Challenge: Output all of the entries below precisely as written.

Records from a dataset:
"""

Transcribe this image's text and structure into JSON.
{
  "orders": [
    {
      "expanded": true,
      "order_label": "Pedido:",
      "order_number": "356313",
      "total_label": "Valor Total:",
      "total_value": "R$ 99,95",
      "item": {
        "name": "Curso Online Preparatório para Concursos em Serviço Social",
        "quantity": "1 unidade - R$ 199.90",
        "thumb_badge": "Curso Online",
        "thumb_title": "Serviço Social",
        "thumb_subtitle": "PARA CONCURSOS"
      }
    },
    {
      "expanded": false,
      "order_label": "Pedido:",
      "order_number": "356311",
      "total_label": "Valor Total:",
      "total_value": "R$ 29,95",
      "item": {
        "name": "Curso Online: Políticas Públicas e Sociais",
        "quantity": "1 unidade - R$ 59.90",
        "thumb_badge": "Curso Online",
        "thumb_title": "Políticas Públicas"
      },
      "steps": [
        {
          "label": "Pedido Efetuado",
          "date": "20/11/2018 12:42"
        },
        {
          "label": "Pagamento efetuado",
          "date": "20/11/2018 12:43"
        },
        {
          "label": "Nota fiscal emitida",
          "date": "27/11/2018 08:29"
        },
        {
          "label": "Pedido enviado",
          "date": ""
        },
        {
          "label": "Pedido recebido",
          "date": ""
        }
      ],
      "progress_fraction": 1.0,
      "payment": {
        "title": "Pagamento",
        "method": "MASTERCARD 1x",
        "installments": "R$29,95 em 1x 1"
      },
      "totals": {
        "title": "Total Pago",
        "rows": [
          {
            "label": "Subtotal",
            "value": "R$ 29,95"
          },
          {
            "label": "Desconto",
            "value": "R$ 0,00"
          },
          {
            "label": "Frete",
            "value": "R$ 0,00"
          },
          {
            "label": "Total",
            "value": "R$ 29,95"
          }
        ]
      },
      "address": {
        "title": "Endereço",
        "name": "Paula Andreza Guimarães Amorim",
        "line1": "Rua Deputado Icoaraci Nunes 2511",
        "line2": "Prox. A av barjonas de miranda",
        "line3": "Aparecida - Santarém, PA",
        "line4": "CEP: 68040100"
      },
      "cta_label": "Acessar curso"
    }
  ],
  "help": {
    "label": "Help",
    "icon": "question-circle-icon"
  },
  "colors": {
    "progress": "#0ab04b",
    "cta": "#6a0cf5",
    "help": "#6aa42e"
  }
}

"""

Solution:
Transcribe this image's text and structure into JSON.
{
  "orders": [
    {
      "expanded": true,
      "order_label": "Pedido:",
      "order_number": "356313",
      "total_label": "Valor Total:",
      "total_value": "R$ 99,95",
      "item": {
        "name": "Curso Online Preparatório para Concursos em Serviço Social",
        "quantity": "1 unidade - R$ 199.90",
        "thumb_badge": "Curso Online",
        "thumb_title": "Serviço Social",
        "thumb_subtitle": "PARA CONCURSOS"
      }
    },
    {
      "expanded": false,
      "order_label": "Pedido:",
      "order_number": "356311",
      "total_label": "Valor Total:",
      "total_value": "R$ 29,95",
      "item": {
        "name": "Curso Online: Políticas Públicas e Sociais",
        "quantity": "1 unidade - R$ 59.90",
        "thumb_badge": "Curso Online",
        "thumb_title": "Políticas Públicas"
      },
      "steps": [
        {
          "label": "Pedido Efetuado",
          "date": "20/11/2018 12:42"
        },
        {
          "label": "Pagamento efetuado",
          "date": "20/11/2018 12:43"
        },
        {
          "label": "Nota fiscal emitida",
          "date": "27/11/2018 08:29"
        },
        {
          "label": "Pedido enviado",
          "date": ""
        },
        {
          "label": "Pedido recebido",
          "date": ""
        }
      ],
      "progress_fraction": 1.0,
      "payment": {
        "title": "Pagamento",
        "method": "MASTERCARD 1x",
        "installments": "R$29,95 em 1x 1"
      },
      "totals": {
        "title": "Total Pago",
        "rows": [
          {
            "label": "Subtotal",
            "value": "R$ 29,95"
          },
          {
            "label": "Desconto",
            "value": "R$ 0,00"
          },
          {
            "label": "Frete",
            "value": "R$ 0,00"
          },
          {
            "label": "Total",
            "value": "R$ 29,95"
          }
        ]
      },
      "address": {
        "title": "Endereço",
        "name": "Paula Andreza Guimarães Amorim",
        "line1": "Rua Deputado Icoaraci Nunes 2511",
        "line2": "Prox. A av barjonas de miranda",
        "line3": "Aparecida - Santarém, PA",
        "line4": "CEP: 68040100"
      },
      "cta_label": "Acessar curso"
    }
  ],
  "help": {
    "label": "Help",
    "icon": "question-circle-icon"
  },
  "colors": {
    "progress": "#0ab04b",
    "cta": "#6a0cf5",
    "help": "#6aa42e"
  }
}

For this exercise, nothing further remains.